→ **Short task**: In the listing below, find every line with the string "JSON" and pull it out.

→ **Data rows**:
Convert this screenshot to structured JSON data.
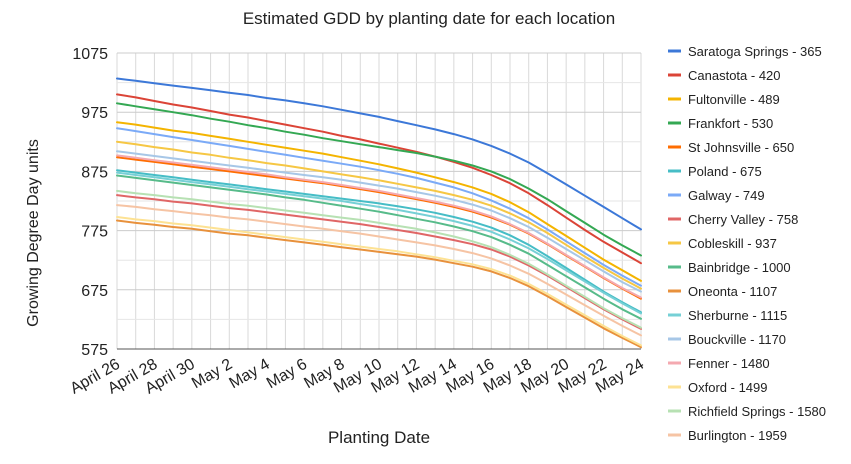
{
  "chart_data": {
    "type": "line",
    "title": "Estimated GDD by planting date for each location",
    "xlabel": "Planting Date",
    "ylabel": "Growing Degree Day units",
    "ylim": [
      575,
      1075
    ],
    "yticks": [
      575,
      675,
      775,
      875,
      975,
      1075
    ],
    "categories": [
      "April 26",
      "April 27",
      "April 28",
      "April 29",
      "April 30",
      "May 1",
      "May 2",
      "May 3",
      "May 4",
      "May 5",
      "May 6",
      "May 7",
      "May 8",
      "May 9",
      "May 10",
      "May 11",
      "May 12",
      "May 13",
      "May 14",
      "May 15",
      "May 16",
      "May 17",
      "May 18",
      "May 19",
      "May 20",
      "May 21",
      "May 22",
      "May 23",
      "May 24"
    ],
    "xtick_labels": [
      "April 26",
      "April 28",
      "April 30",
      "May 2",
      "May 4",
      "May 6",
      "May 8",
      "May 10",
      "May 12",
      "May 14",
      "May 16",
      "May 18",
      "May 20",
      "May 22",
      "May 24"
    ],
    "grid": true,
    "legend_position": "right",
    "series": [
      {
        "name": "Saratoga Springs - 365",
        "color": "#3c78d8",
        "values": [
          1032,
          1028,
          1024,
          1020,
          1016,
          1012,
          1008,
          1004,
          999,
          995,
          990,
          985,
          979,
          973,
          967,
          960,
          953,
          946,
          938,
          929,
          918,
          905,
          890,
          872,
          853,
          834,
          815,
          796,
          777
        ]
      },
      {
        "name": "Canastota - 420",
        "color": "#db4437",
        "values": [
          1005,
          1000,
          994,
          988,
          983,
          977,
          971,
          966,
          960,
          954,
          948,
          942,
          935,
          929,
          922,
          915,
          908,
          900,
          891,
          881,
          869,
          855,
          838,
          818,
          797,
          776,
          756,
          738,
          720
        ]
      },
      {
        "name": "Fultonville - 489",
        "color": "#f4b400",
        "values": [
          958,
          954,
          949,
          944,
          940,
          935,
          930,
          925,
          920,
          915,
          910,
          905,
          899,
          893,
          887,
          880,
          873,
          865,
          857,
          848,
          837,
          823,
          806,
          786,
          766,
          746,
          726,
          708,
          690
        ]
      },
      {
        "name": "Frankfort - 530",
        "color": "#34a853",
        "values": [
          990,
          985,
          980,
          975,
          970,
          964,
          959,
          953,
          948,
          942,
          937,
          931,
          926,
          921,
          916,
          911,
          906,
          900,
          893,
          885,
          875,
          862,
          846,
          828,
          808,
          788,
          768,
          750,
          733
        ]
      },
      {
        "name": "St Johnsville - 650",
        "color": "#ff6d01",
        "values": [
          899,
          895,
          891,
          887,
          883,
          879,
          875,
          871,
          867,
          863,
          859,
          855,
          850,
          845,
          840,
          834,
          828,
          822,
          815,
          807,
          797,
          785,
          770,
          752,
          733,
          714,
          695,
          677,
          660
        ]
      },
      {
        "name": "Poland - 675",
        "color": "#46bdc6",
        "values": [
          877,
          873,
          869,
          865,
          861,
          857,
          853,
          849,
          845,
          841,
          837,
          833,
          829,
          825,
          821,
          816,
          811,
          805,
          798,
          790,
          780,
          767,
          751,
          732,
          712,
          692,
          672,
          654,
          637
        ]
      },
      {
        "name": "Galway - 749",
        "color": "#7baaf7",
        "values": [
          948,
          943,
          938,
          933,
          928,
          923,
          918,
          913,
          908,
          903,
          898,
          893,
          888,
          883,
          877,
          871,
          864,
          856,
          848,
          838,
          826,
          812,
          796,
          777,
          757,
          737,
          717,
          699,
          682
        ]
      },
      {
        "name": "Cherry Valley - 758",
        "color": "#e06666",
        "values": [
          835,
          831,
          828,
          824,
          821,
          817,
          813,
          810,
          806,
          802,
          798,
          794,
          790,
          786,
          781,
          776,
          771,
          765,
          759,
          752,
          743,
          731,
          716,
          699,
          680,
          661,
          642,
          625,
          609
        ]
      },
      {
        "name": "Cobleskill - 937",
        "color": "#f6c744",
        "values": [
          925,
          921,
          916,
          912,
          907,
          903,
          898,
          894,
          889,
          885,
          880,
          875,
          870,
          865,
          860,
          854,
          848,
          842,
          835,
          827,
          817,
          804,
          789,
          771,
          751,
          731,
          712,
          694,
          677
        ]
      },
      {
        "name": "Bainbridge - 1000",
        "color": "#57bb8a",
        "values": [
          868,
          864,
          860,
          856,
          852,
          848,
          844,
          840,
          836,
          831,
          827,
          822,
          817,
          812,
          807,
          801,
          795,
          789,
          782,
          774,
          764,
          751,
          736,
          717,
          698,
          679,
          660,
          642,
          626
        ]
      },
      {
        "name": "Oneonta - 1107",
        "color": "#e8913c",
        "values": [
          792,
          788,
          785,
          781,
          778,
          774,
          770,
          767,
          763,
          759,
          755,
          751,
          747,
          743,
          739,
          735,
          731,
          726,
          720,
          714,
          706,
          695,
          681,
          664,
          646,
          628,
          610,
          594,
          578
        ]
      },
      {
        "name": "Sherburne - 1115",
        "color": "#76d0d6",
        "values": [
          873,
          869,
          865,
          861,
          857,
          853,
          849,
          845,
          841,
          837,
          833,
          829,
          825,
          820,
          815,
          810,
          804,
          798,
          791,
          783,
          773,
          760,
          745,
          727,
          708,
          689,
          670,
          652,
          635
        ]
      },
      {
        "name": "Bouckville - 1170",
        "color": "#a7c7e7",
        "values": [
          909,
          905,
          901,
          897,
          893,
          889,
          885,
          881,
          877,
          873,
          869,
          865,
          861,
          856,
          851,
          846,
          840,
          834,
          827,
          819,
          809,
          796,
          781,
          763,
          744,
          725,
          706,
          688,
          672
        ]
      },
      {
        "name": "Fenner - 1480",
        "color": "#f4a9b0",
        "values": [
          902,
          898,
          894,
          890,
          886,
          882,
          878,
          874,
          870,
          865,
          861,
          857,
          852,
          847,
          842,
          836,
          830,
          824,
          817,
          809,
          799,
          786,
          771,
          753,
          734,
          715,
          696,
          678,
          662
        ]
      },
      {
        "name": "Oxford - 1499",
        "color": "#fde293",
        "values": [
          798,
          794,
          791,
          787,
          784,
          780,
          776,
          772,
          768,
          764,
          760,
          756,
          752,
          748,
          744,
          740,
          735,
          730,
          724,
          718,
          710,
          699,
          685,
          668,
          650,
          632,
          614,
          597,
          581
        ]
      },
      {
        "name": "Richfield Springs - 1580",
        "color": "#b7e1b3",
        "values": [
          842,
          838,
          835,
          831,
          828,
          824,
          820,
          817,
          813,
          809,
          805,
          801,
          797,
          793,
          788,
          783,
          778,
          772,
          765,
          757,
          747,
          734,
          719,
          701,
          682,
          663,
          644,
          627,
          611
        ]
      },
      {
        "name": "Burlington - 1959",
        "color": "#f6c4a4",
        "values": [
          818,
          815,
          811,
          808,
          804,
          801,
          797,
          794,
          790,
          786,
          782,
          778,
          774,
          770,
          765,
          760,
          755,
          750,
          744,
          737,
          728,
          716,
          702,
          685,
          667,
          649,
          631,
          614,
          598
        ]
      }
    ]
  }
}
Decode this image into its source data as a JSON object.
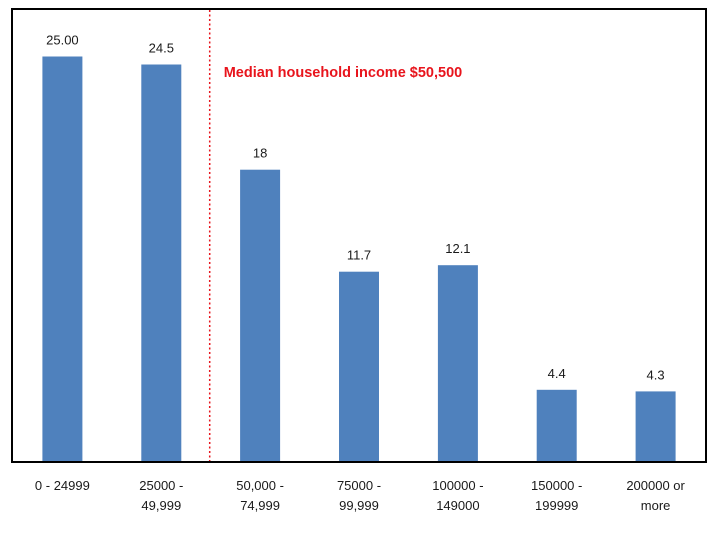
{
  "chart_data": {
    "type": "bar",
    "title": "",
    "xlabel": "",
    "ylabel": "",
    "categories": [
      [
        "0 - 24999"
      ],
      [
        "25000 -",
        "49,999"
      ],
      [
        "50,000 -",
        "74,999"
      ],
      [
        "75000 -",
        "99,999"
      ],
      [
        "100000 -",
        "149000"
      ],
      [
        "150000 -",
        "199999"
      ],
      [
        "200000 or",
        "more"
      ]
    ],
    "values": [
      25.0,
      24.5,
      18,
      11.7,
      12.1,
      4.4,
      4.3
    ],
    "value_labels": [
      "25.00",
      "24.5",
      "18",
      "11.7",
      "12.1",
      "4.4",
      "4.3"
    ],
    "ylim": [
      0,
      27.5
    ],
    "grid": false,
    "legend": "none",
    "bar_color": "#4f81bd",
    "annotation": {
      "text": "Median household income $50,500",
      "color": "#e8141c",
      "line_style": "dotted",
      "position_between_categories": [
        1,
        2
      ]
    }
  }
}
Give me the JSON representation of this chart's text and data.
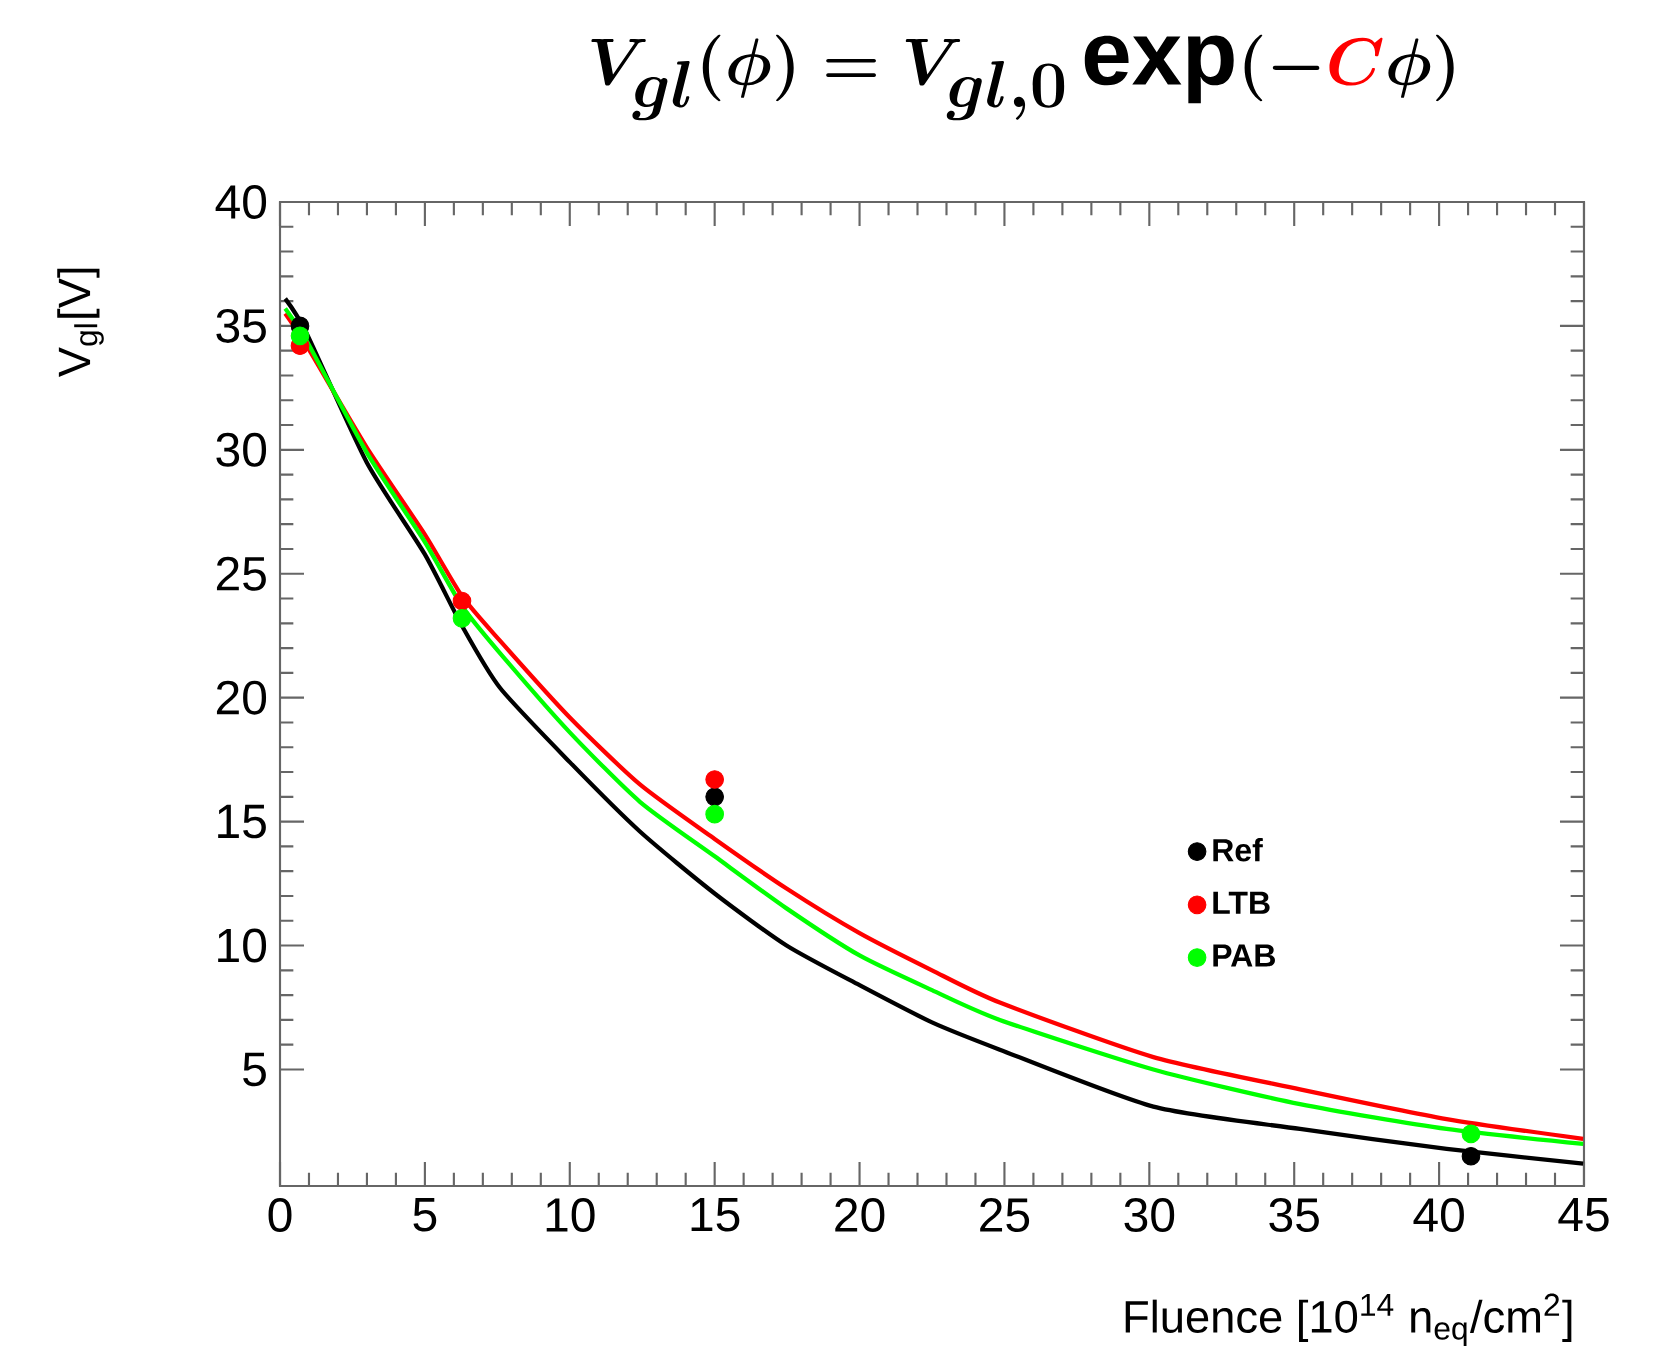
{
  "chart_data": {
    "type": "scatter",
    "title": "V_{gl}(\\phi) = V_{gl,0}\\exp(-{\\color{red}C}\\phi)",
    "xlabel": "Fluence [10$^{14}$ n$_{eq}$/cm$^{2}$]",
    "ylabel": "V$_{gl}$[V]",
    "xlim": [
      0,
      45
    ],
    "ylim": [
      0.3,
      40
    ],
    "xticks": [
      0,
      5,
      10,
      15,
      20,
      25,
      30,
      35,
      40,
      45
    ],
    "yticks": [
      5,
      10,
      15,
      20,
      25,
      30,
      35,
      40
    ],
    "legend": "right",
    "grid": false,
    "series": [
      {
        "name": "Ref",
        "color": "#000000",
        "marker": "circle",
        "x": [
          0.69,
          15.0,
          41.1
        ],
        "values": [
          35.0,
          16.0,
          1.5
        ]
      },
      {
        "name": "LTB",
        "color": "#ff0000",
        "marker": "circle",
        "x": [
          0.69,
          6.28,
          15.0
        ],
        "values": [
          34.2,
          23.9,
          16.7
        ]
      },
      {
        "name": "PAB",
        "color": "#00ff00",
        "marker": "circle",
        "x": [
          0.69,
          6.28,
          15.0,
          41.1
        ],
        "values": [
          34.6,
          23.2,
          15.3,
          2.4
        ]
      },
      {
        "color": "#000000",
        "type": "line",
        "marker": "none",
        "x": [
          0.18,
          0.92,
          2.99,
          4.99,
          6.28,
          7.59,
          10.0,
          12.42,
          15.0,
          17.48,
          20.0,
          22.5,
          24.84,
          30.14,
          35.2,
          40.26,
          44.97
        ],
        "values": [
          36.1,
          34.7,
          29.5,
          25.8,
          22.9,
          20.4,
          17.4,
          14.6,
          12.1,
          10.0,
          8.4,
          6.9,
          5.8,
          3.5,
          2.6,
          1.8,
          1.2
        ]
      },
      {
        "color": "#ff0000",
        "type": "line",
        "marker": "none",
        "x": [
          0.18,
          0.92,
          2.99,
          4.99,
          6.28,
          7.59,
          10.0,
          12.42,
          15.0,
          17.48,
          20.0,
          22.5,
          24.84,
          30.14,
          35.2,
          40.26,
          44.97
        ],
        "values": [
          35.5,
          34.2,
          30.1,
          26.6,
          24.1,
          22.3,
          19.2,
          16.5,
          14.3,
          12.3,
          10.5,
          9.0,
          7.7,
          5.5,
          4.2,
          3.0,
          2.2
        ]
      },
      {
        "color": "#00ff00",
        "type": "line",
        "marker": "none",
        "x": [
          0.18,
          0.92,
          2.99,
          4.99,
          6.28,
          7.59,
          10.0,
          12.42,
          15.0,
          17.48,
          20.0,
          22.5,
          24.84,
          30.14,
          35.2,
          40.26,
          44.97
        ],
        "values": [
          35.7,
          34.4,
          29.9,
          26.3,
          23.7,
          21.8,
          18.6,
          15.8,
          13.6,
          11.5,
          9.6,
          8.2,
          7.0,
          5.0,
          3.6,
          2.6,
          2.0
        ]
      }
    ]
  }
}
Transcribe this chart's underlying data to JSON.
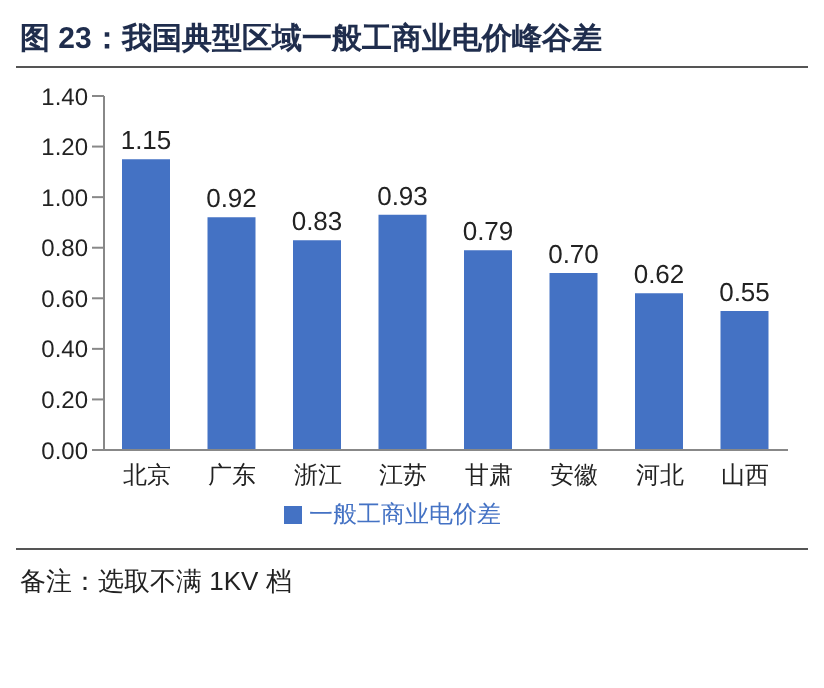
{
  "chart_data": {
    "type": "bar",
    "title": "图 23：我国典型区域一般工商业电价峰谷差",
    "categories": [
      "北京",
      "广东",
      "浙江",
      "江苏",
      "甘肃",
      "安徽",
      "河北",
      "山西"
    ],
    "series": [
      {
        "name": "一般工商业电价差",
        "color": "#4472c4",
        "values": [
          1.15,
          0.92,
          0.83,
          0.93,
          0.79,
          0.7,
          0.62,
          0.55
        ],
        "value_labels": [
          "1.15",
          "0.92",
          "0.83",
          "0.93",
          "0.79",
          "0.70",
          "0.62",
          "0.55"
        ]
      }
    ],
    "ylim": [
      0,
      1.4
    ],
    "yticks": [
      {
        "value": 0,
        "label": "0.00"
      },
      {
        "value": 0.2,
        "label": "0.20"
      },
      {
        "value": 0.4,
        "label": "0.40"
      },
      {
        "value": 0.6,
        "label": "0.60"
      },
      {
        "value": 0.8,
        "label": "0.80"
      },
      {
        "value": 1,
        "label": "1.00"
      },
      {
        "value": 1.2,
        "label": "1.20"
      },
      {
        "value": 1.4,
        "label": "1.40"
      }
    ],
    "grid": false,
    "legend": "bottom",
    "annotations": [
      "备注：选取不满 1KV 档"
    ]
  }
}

→ **Solved exercise**:
Convert this screenshot to structured JSON data.
Decode this image into its source data as a JSON object.
Give me the JSON representation of this chart's text and data.
Transcribe this chart's underlying data to JSON.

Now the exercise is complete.